**Exercise directions:**
Please set down all the lines beneath this one exactly, without the pictures.

━━━ Supplied material

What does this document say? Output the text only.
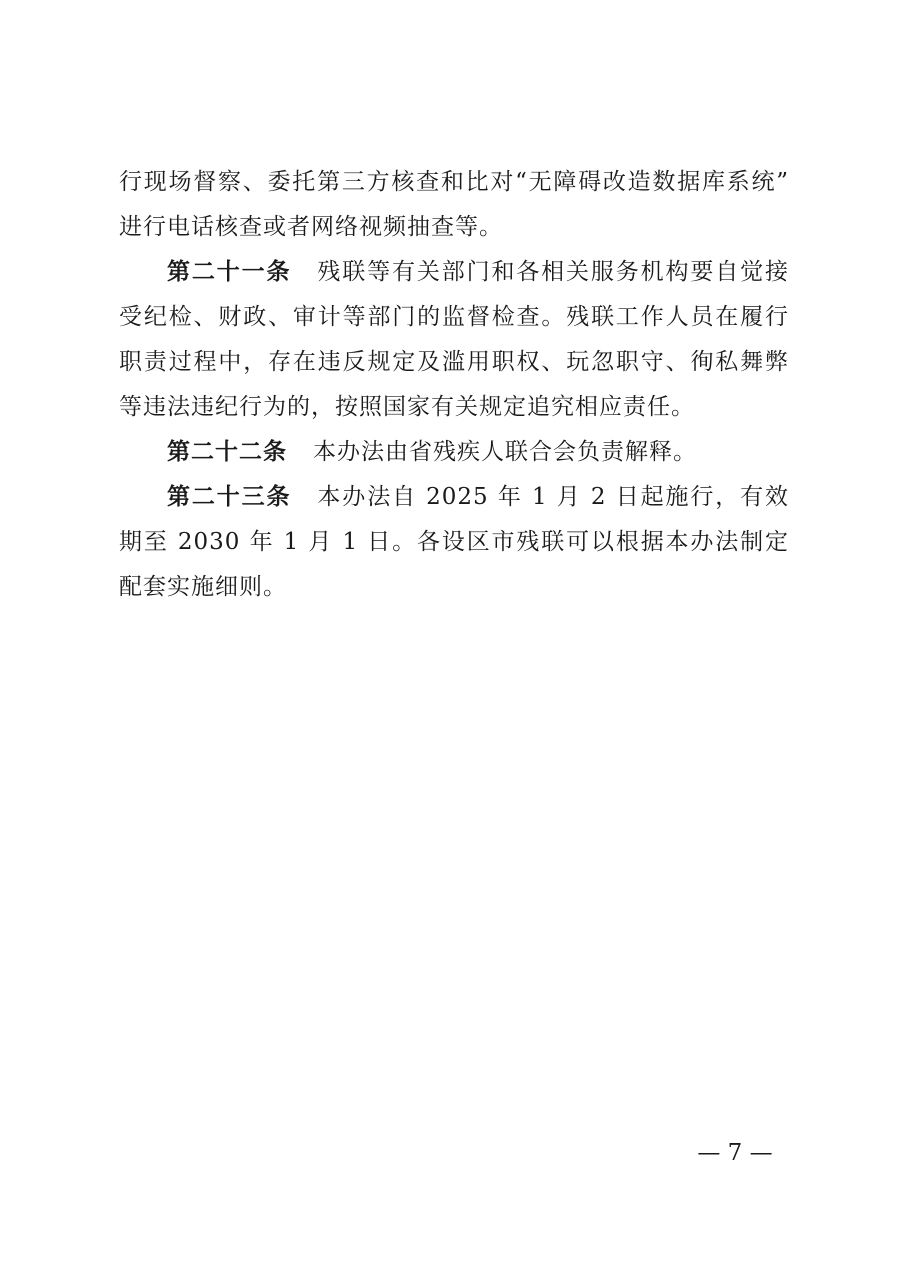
行现场督察、委托第三方核查和比对“无障碍改造数据库系统”
进行电话核查或者网络视频抽查等。

第二十一条 残联等有关部门和各相关服务机构要自觉接受纪检、财政、审计等部门的监督检查。残联工作人员在履行职责过程中，存在违反规定及滥用职权、玩忽职守、徇私舞弊等违法违纪行为的，按照国家有关规定追究相应责任。

第二十二条 本办法由省残疾人联合会负责解释。

第二十三条 本办法自 2025 年 1 月 2 日起施行，有效期至 2030 年 1 月 1 日。各设区市残联可以根据本办法制定配套实施细则。

— 7 —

━━━━━━

**Result of the task:**
What does this document say? Output the text only.
行现场督察、委托第三方核查和比对“无障碍改造数据库系统”
进行电话核查或者网络视频抽查等。

第二十一条 残联等有关部门和各相关服务机构要自觉接受纪检、财政、审计等部门的监督检查。残联工作人员在履行职责过程中，存在违反规定及滥用职权、玩忽职守、徇私舞弊等违法违纪行为的，按照国家有关规定追究相应责任。

第二十二条 本办法由省残疾人联合会负责解释。

第二十三条 本办法自 2025 年 1 月 2 日起施行，有效期至 2030 年 1 月 1 日。各设区市残联可以根据本办法制定配套实施细则。

— 7 —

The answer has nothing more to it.